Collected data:
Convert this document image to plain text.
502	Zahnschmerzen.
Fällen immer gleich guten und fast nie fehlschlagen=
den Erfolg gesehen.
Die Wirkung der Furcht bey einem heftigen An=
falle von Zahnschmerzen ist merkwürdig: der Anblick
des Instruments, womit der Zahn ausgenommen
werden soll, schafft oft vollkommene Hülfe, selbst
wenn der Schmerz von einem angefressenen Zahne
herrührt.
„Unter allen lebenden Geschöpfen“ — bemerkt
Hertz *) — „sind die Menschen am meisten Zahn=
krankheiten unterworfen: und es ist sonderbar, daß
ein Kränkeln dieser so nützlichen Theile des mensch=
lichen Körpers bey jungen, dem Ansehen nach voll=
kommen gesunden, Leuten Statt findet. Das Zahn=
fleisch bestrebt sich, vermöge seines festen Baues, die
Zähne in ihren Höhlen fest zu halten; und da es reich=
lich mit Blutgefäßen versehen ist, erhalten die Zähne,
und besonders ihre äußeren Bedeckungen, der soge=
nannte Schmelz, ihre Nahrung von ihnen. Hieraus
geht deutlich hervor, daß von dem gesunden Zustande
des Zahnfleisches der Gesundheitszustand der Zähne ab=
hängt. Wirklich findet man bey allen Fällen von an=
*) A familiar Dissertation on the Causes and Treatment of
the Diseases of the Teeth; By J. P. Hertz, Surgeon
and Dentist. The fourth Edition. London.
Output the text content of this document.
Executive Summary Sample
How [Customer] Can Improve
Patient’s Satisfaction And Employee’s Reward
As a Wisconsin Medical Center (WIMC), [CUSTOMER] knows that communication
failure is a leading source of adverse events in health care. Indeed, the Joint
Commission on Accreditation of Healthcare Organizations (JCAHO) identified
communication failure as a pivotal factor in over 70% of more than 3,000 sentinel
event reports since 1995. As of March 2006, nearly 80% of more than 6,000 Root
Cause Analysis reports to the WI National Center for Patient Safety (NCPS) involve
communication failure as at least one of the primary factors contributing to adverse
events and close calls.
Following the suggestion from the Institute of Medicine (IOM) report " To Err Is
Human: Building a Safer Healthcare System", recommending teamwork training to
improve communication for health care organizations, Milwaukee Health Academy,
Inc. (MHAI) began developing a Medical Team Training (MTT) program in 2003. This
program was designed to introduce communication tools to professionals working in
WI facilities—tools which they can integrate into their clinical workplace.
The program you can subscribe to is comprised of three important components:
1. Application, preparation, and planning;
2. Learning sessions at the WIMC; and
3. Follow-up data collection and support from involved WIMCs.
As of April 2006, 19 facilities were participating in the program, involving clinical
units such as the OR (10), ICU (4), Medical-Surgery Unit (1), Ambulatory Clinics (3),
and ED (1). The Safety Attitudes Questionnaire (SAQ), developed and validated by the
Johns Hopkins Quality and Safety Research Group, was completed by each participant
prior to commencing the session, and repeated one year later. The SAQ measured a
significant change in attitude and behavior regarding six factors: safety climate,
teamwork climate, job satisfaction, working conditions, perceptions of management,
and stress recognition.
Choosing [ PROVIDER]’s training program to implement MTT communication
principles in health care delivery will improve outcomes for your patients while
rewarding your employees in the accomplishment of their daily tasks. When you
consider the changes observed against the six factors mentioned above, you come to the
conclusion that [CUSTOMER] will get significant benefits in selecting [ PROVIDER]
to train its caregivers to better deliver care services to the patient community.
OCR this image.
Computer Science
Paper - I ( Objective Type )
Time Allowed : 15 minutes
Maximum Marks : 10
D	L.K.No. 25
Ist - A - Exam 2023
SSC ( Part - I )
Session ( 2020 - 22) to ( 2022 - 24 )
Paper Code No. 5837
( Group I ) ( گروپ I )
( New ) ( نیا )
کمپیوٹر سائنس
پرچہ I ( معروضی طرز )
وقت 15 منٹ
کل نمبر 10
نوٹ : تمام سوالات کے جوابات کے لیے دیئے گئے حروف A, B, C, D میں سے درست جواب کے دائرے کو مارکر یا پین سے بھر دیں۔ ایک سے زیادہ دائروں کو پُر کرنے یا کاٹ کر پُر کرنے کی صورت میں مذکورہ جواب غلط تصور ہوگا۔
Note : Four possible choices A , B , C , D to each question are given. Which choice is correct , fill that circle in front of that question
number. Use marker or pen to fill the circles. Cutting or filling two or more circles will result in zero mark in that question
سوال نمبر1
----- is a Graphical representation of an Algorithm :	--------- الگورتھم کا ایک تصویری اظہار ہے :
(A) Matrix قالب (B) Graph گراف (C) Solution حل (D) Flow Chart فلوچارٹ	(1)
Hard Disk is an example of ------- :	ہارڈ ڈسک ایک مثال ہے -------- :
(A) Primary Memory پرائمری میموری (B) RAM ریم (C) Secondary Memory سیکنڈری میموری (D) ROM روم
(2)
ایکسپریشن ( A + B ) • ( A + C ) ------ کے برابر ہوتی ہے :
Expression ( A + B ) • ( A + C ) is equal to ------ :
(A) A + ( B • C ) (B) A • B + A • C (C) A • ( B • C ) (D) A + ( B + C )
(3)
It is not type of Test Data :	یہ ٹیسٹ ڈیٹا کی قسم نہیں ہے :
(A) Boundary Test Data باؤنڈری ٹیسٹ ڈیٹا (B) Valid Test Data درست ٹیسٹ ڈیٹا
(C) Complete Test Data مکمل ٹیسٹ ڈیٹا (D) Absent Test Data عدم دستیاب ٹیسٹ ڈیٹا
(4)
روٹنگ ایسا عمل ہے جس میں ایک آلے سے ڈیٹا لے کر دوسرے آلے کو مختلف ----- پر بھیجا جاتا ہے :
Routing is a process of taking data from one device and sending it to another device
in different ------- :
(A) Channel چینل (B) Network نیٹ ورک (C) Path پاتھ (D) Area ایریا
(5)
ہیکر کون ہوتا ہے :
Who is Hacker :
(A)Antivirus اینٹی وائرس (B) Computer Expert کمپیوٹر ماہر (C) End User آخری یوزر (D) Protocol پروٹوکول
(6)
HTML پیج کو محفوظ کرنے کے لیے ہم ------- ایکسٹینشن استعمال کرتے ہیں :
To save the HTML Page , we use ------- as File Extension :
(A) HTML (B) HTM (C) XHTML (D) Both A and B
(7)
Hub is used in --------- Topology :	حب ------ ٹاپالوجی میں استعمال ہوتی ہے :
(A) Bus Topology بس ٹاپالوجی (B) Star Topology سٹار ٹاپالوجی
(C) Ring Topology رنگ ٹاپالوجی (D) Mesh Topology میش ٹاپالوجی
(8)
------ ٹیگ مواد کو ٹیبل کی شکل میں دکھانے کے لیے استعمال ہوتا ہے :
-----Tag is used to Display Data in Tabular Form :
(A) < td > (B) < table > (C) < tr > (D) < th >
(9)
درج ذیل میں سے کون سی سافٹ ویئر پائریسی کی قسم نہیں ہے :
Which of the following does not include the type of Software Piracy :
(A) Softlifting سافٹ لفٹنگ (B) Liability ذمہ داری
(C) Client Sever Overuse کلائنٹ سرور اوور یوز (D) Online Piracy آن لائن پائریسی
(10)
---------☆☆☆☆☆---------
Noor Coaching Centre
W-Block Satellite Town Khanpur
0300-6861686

_Exercise prompt_
Copy the data above. Keep each line exact.

_Reply to the exercise_
Convert this document image to plain text.
502	Zahnschmerzen.
Fällen immer gleich guten und fast nie fehlschlagen=
den Erfolg gesehen.
Die Wirkung der Furcht bey einem heftigen An=
falle von Zahnschmerzen ist merkwürdig: der Anblick
des Instruments, womit der Zahn ausgenommen
werden soll, schafft oft vollkommene Hülfe, selbst
wenn der Schmerz von einem angefressenen Zahne
herrührt.
„Unter allen lebenden Geschöpfen“ — bemerkt
Hertz *) — „sind die Menschen am meisten Zahn=
krankheiten unterworfen: und es ist sonderbar, daß
ein Kränkeln dieser so nützlichen Theile des mensch=
lichen Körpers bey jungen, dem Ansehen nach voll=
kommen gesunden, Leuten Statt findet. Das Zahn=
fleisch bestrebt sich, vermöge seines festen Baues, die
Zähne in ihren Höhlen fest zu halten; und da es reich=
lich mit Blutgefäßen versehen ist, erhalten die Zähne,
und besonders ihre äußeren Bedeckungen, der soge=
nannte Schmelz, ihre Nahrung von ihnen. Hieraus
geht deutlich hervor, daß von dem gesunden Zustande
des Zahnfleisches der Gesundheitszustand der Zähne ab=
hängt. Wirklich findet man bey allen Fällen von an=
*) A familiar Dissertation on the Causes and Treatment of
the Diseases of the Teeth; By J. P. Hertz, Surgeon
and Dentist. The fourth Edition. London.
Output the text content of this document.
Executive Summary Sample
How [Customer] Can Improve
Patient’s Satisfaction And Employee’s Reward
As a Wisconsin Medical Center (WIMC), [CUSTOMER] knows that communication
failure is a leading source of adverse events in health care. Indeed, the Joint
Commission on Accreditation of Healthcare Organizations (JCAHO) identified
communication failure as a pivotal factor in over 70% of more than 3,000 sentinel
event reports since 1995. As of March 2006, nearly 80% of more than 6,000 Root
Cause Analysis reports to the WI National Center for Patient Safety (NCPS) involve
communication failure as at least one of the primary factors contributing to adverse
events and close calls.
Following the suggestion from the Institute of Medicine (IOM) report " To Err Is
Human: Building a Safer Healthcare System", recommending teamwork training to
improve communication for health care organizations, Milwaukee Health Academy,
Inc. (MHAI) began developing a Medical Team Training (MTT) program in 2003. This
program was designed to introduce communication tools to professionals working in
WI facilities—tools which they can integrate into their clinical workplace.
The program you can subscribe to is comprised of three important components:
1. Application, preparation, and planning;
2. Learning sessions at the WIMC; and
3. Follow-up data collection and support from involved WIMCs.
As of April 2006, 19 facilities were participating in the program, involving clinical
units such as the OR (10), ICU (4), Medical-Surgery Unit (1), Ambulatory Clinics (3),
and ED (1). The Safety Attitudes Questionnaire (SAQ), developed and validated by the
Johns Hopkins Quality and Safety Research Group, was completed by each participant
prior to commencing the session, and repeated one year later. The SAQ measured a
significant change in attitude and behavior regarding six factors: safety climate,
teamwork climate, job satisfaction, working conditions, perceptions of management,
and stress recognition.
Choosing [ PROVIDER]’s training program to implement MTT communication
principles in health care delivery will improve outcomes for your patients while
rewarding your employees in the accomplishment of their daily tasks. When you
consider the changes observed against the six factors mentioned above, you come to the
conclusion that [CUSTOMER] will get significant benefits in selecting [ PROVIDER]
to train its caregivers to better deliver care services to the patient community.
OCR this image.
Computer Science
Paper - I ( Objective Type )
Time Allowed : 15 minutes
Maximum Marks : 10
D	L.K.No. 25
Ist - A - Exam 2023
SSC ( Part - I )
Session ( 2020 - 22) to ( 2022 - 24 )
Paper Code No. 5837
( Group I ) ( گروپ I )
( New ) ( نیا )
کمپیوٹر سائنس
پرچہ I ( معروضی طرز )
وقت 15 منٹ
کل نمبر 10
نوٹ : تمام سوالات کے جوابات کے لیے دیئے گئے حروف A, B, C, D میں سے درست جواب کے دائرے کو مارکر یا پین سے بھر دیں۔ ایک سے زیادہ دائروں کو پُر کرنے یا کاٹ کر پُر کرنے کی صورت میں مذکورہ جواب غلط تصور ہوگا۔
Note : Four possible choices A , B , C , D to each question are given. Which choice is correct , fill that circle in front of that question
number. Use marker or pen to fill the circles. Cutting or filling two or more circles will result in zero mark in that question
سوال نمبر1
----- is a Graphical representation of an Algorithm :	--------- الگورتھم کا ایک تصویری اظہار ہے :
(A) Matrix قالب (B) Graph گراف (C) Solution حل (D) Flow Chart فلوچارٹ	(1)
Hard Disk is an example of ------- :	ہارڈ ڈسک ایک مثال ہے -------- :
(A) Primary Memory پرائمری میموری (B) RAM ریم (C) Secondary Memory سیکنڈری میموری (D) ROM روم
(2)
ایکسپریشن ( A + B ) • ( A + C ) ------ کے برابر ہوتی ہے :
Expression ( A + B ) • ( A + C ) is equal to ------ :
(A) A + ( B • C ) (B) A • B + A • C (C) A • ( B • C ) (D) A + ( B + C )
(3)
It is not type of Test Data :	یہ ٹیسٹ ڈیٹا کی قسم نہیں ہے :
(A) Boundary Test Data باؤنڈری ٹیسٹ ڈیٹا (B) Valid Test Data درست ٹیسٹ ڈیٹا
(C) Complete Test Data مکمل ٹیسٹ ڈیٹا (D) Absent Test Data عدم دستیاب ٹیسٹ ڈیٹا
(4)
روٹنگ ایسا عمل ہے جس میں ایک آلے سے ڈیٹا لے کر دوسرے آلے کو مختلف ----- پر بھیجا جاتا ہے :
Routing is a process of taking data from one device and sending it to another device
in different ------- :
(A) Channel چینل (B) Network نیٹ ورک (C) Path پاتھ (D) Area ایریا
(5)
ہیکر کون ہوتا ہے :
Who is Hacker :
(A)Antivirus اینٹی وائرس (B) Computer Expert کمپیوٹر ماہر (C) End User آخری یوزر (D) Protocol پروٹوکول
(6)
HTML پیج کو محفوظ کرنے کے لیے ہم ------- ایکسٹینشن استعمال کرتے ہیں :
To save the HTML Page , we use ------- as File Extension :
(A) HTML (B) HTM (C) XHTML (D) Both A and B
(7)
Hub is used in --------- Topology :	حب ------ ٹاپالوجی میں استعمال ہوتی ہے :
(A) Bus Topology بس ٹاپالوجی (B) Star Topology سٹار ٹاپالوجی
(C) Ring Topology رنگ ٹاپالوجی (D) Mesh Topology میش ٹاپالوجی
(8)
------ ٹیگ مواد کو ٹیبل کی شکل میں دکھانے کے لیے استعمال ہوتا ہے :
-----Tag is used to Display Data in Tabular Form :
(A) < td > (B) < table > (C) < tr > (D) < th >
(9)
درج ذیل میں سے کون سی سافٹ ویئر پائریسی کی قسم نہیں ہے :
Which of the following does not include the type of Software Piracy :
(A) Softlifting سافٹ لفٹنگ (B) Liability ذمہ داری
(C) Client Sever Overuse کلائنٹ سرور اوور یوز (D) Online Piracy آن لائن پائریسی
(10)
---------☆☆☆☆☆---------
Noor Coaching Centre
W-Block Satellite Town Khanpur
0300-6861686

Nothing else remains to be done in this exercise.